_Task goal_
Omit the images. Copy each entry word for word.

_Stored records_
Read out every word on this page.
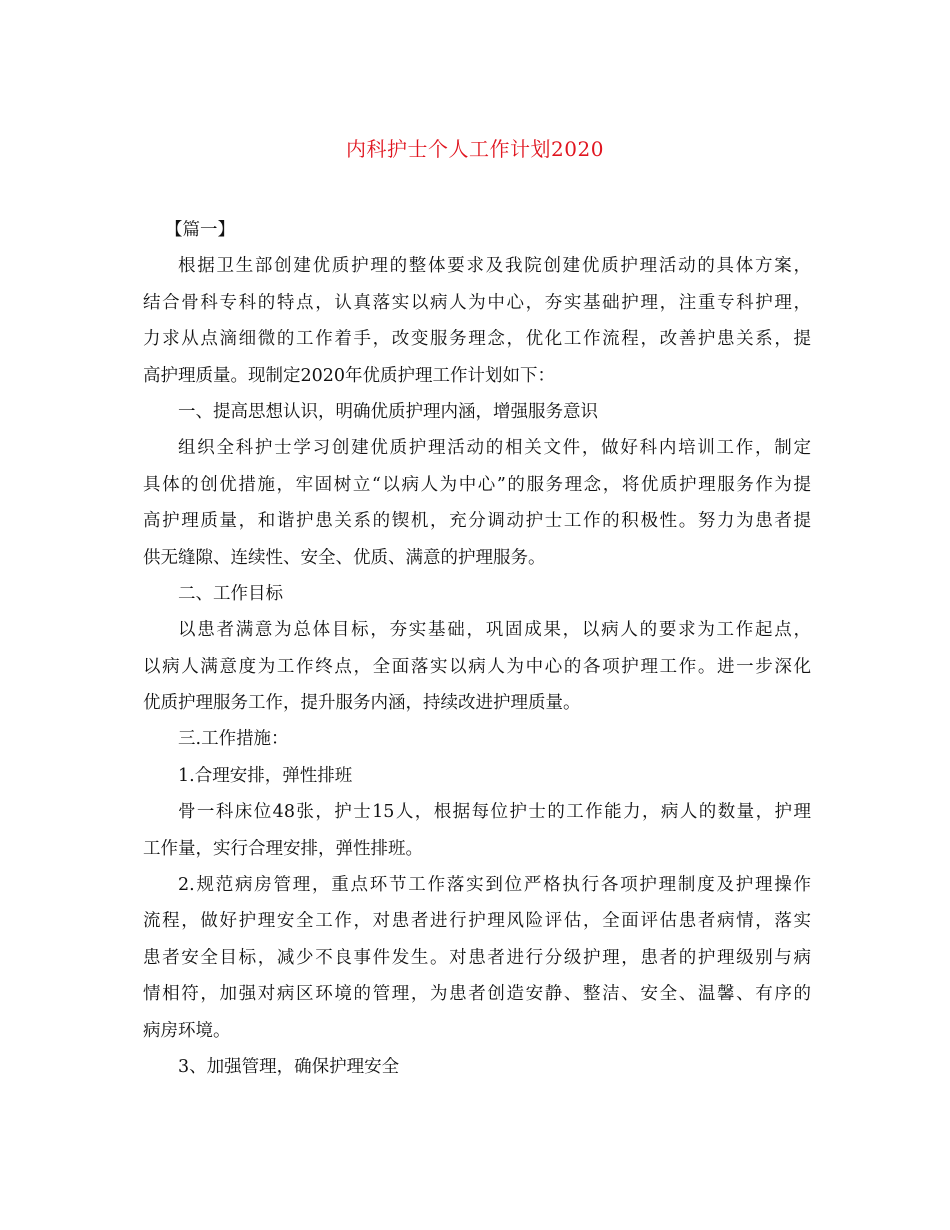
内科护士个人工作计划2020
【篇一】
根据卫生部创建优质护理的整体要求及我院创建优质护理活动的具体方案，
结合骨科专科的特点，认真落实以病人为中心，夯实基础护理，注重专科护理，
力求从点滴细微的工作着手，改变服务理念，优化工作流程，改善护患关系，提
高护理质量。现制定2020年优质护理工作计划如下：
一、提高思想认识，明确优质护理内涵，增强服务意识
组织全科护士学习创建优质护理活动的相关文件，做好科内培训工作，制定
具体的创优措施，牢固树立“以病人为中心”的服务理念，将优质护理服务作为提
高护理质量，和谐护患关系的锲机，充分调动护士工作的积极性。努力为患者提
供无缝隙、连续性、安全、优质、满意的护理服务。
二、工作目标
以患者满意为总体目标，夯实基础，巩固成果，以病人的要求为工作起点，
以病人满意度为工作终点，全面落实以病人为中心的各项护理工作。进一步深化
优质护理服务工作，提升服务内涵，持续改进护理质量。
三.工作措施：
1.合理安排，弹性排班
骨一科床位48张，护士15人，根据每位护士的工作能力，病人的数量，护理
工作量，实行合理安排，弹性排班。
2.规范病房管理，重点环节工作落实到位严格执行各项护理制度及护理操作
流程，做好护理安全工作，对患者进行护理风险评估，全面评估患者病情，落实
患者安全目标，减少不良事件发生。对患者进行分级护理，患者的护理级别与病
情相符，加强对病区环境的管理，为患者创造安静、整洁、安全、温馨、有序的
病房环境。
3、加强管理，确保护理安全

_Complete answer_
Read out every word on this page.
内科护士个人工作计划2020
【篇一】
根据卫生部创建优质护理的整体要求及我院创建优质护理活动的具体方案，
结合骨科专科的特点，认真落实以病人为中心，夯实基础护理，注重专科护理，
力求从点滴细微的工作着手，改变服务理念，优化工作流程，改善护患关系，提
高护理质量。现制定2020年优质护理工作计划如下：
一、提高思想认识，明确优质护理内涵，增强服务意识
组织全科护士学习创建优质护理活动的相关文件，做好科内培训工作，制定
具体的创优措施，牢固树立“以病人为中心”的服务理念，将优质护理服务作为提
高护理质量，和谐护患关系的锲机，充分调动护士工作的积极性。努力为患者提
供无缝隙、连续性、安全、优质、满意的护理服务。
二、工作目标
以患者满意为总体目标，夯实基础，巩固成果，以病人的要求为工作起点，
以病人满意度为工作终点，全面落实以病人为中心的各项护理工作。进一步深化
优质护理服务工作，提升服务内涵，持续改进护理质量。
三.工作措施：
1.合理安排，弹性排班
骨一科床位48张，护士15人，根据每位护士的工作能力，病人的数量，护理
工作量，实行合理安排，弹性排班。
2.规范病房管理，重点环节工作落实到位严格执行各项护理制度及护理操作
流程，做好护理安全工作，对患者进行护理风险评估，全面评估患者病情，落实
患者安全目标，减少不良事件发生。对患者进行分级护理，患者的护理级别与病
情相符，加强对病区环境的管理，为患者创造安静、整洁、安全、温馨、有序的
病房环境。
3、加强管理，确保护理安全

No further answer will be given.